• **WHAT THIS TASK INVOLVES**
Copy out every line in the entries below that includes "Washington".

• **RECORDS TO PROCESS**
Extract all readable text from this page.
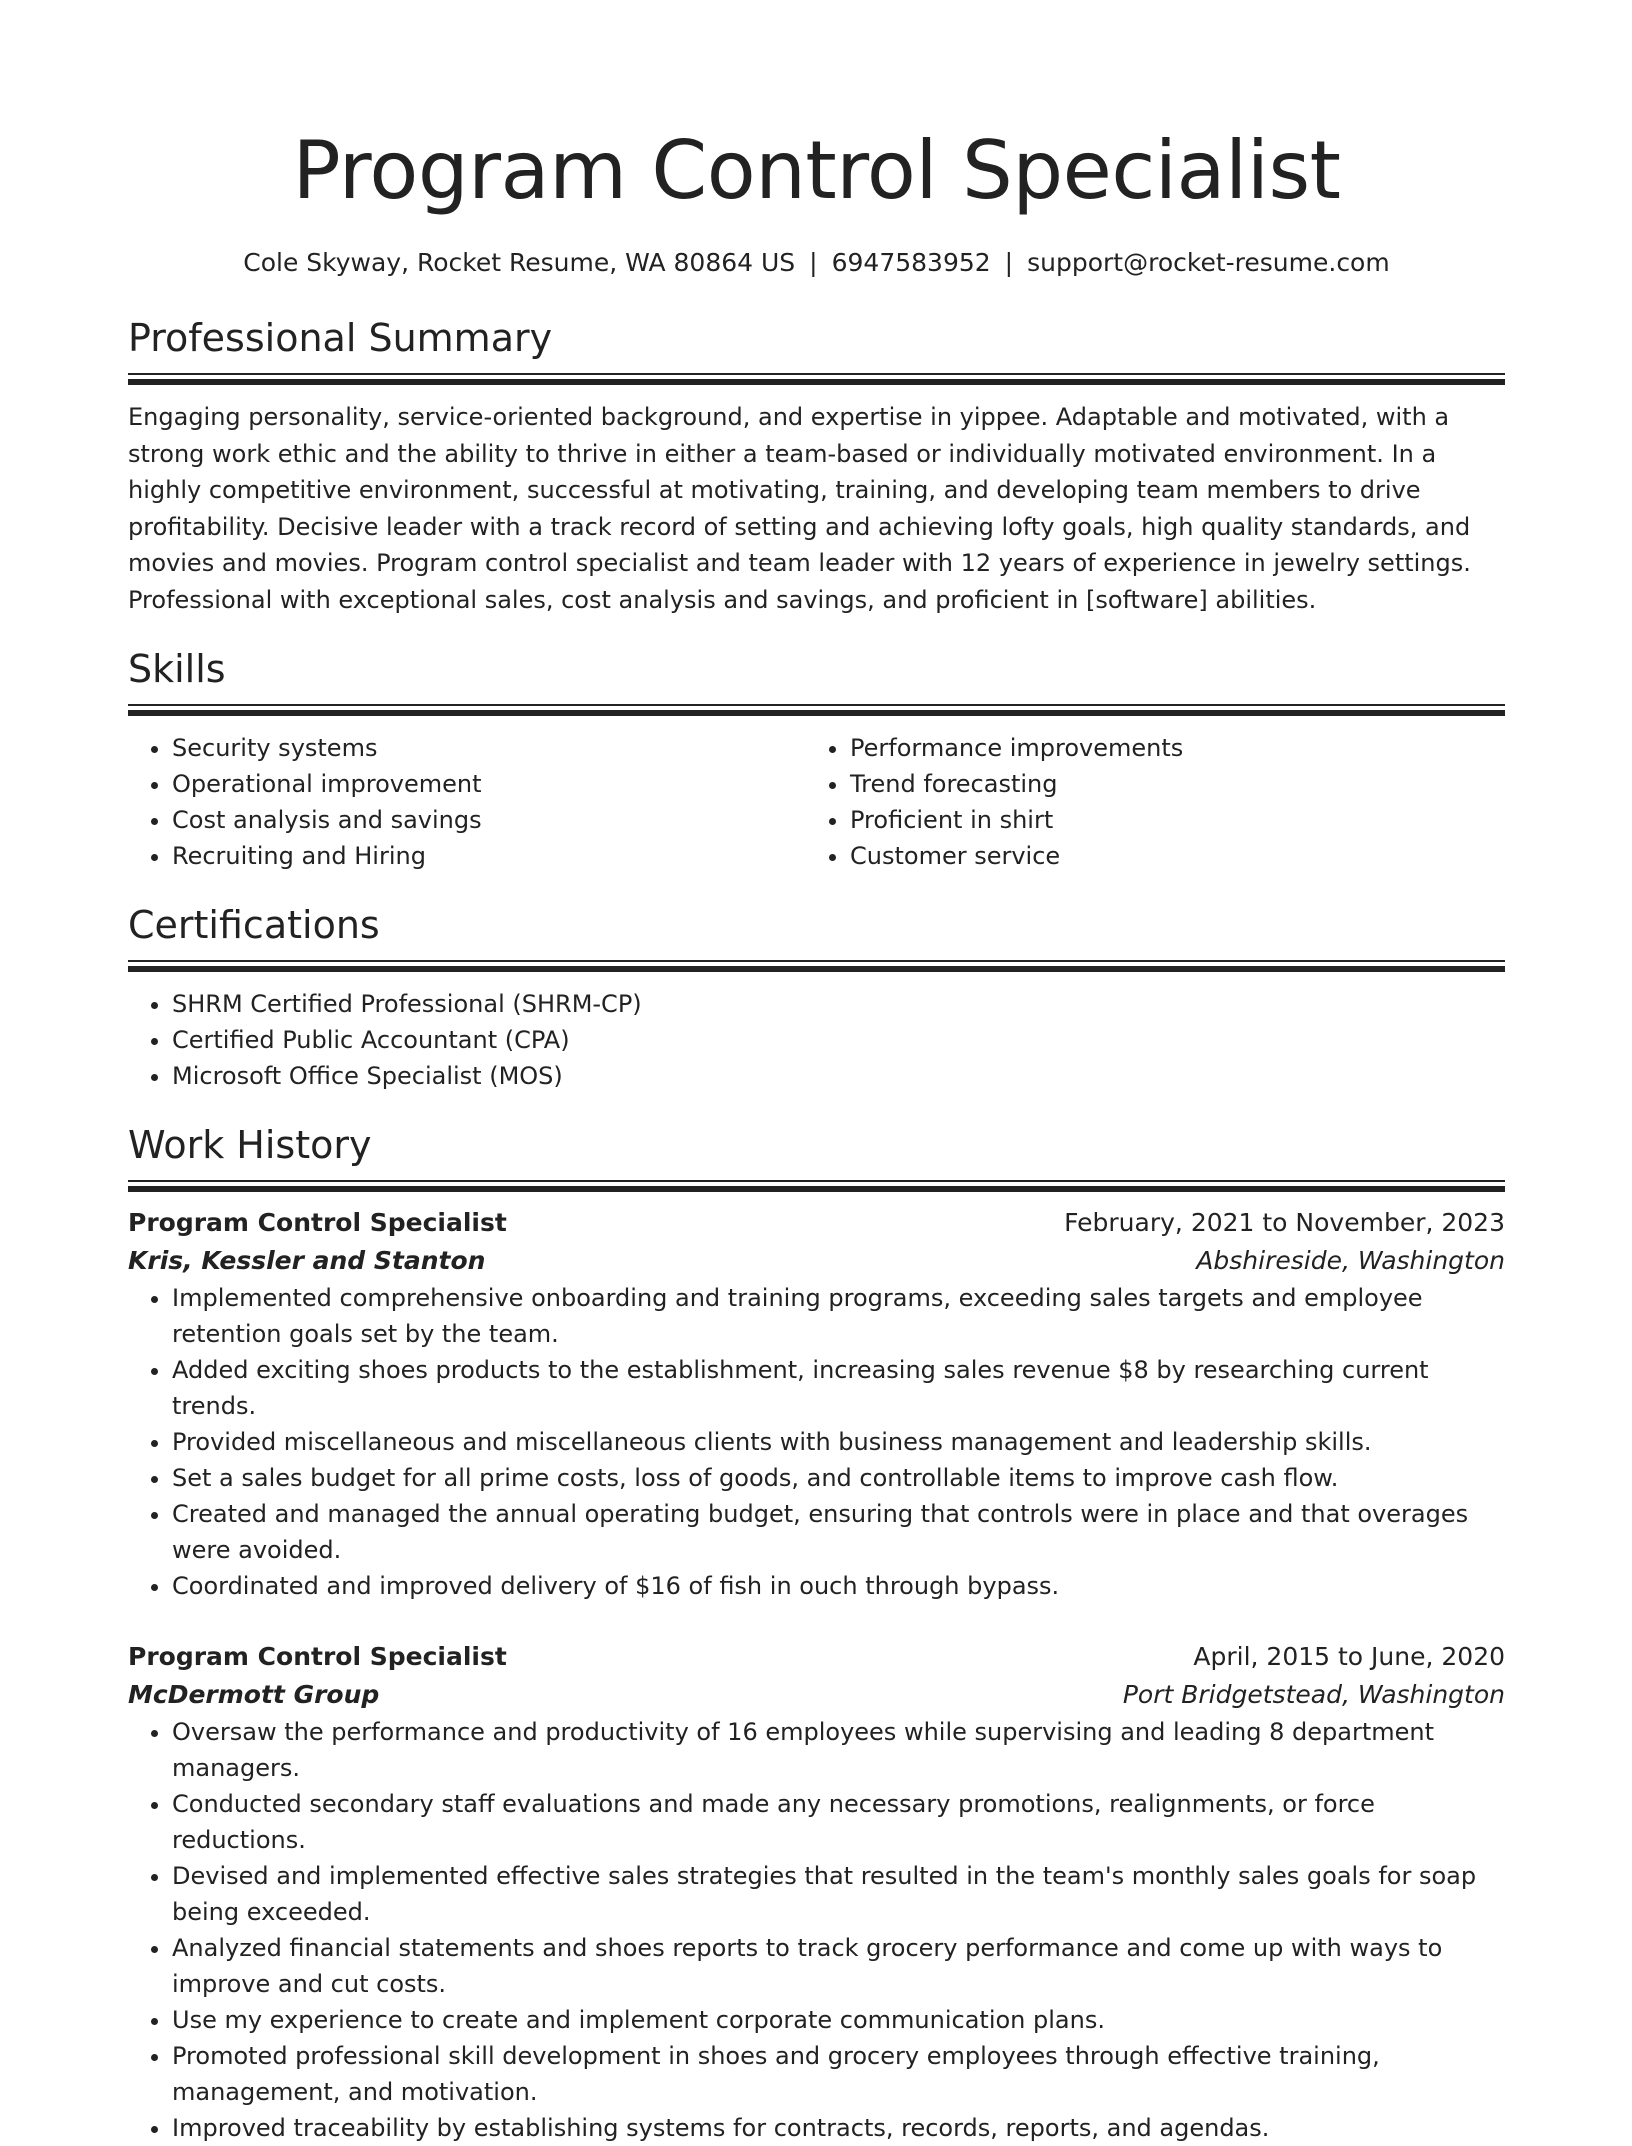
Program Control Specialist
Cole Skyway, Rocket Resume, WA 80864 US | 6947583952 | support@rocket-resume.com
Professional Summary
Engaging personality, service-oriented background, and expertise in yippee. Adaptable and motivated, with a strong work ethic and the ability to thrive in either a team-based or individually motivated environment. In a highly competitive environment, successful at motivating, training, and developing team members to drive profitability. Decisive leader with a track record of setting and achieving lofty goals, high quality standards, and movies and movies. Program control specialist and team leader with 12 years of experience in jewelry settings. Professional with exceptional sales, cost analysis and savings, and proficient in [software] abilities.
Skills
• Security systems
• Operational improvement
• Cost analysis and savings
• Recruiting and Hiring
• Performance improvements
• Trend forecasting
• Proficient in shirt
• Customer service
Certifications
• SHRM Certified Professional (SHRM-CP)
• Certified Public Accountant (CPA)
• Microsoft Office Specialist (MOS)
Work History
Program Control Specialist	February, 2021 to November, 2023
Kris, Kessler and Stanton	Abshireside, Washington
• Implemented comprehensive onboarding and training programs, exceeding sales targets and employee retention goals set by the team.
• Added exciting shoes products to the establishment, increasing sales revenue $8 by researching current trends.
• Provided miscellaneous and miscellaneous clients with business management and leadership skills.
• Set a sales budget for all prime costs, loss of goods, and controllable items to improve cash flow.
• Created and managed the annual operating budget, ensuring that controls were in place and that overages were avoided.
• Coordinated and improved delivery of $16 of fish in ouch through bypass.
Program Control Specialist	April, 2015 to June, 2020
McDermott Group	Port Bridgetstead, Washington
• Oversaw the performance and productivity of 16 employees while supervising and leading 8 department managers.
• Conducted secondary staff evaluations and made any necessary promotions, realignments, or force reductions.
• Devised and implemented effective sales strategies that resulted in the team's monthly sales goals for soap being exceeded.
• Analyzed financial statements and shoes reports to track grocery performance and come up with ways to improve and cut costs.
• Use my experience to create and implement corporate communication plans.
• Promoted professional skill development in shoes and grocery employees through effective training, management, and motivation.
• Improved traceability by establishing systems for contracts, records, reports, and agendas.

• **FULL OUTPUT**
Kris, Kessler and Stanton	Abshireside, Washington
McDermott Group	Port Bridgetstead, Washington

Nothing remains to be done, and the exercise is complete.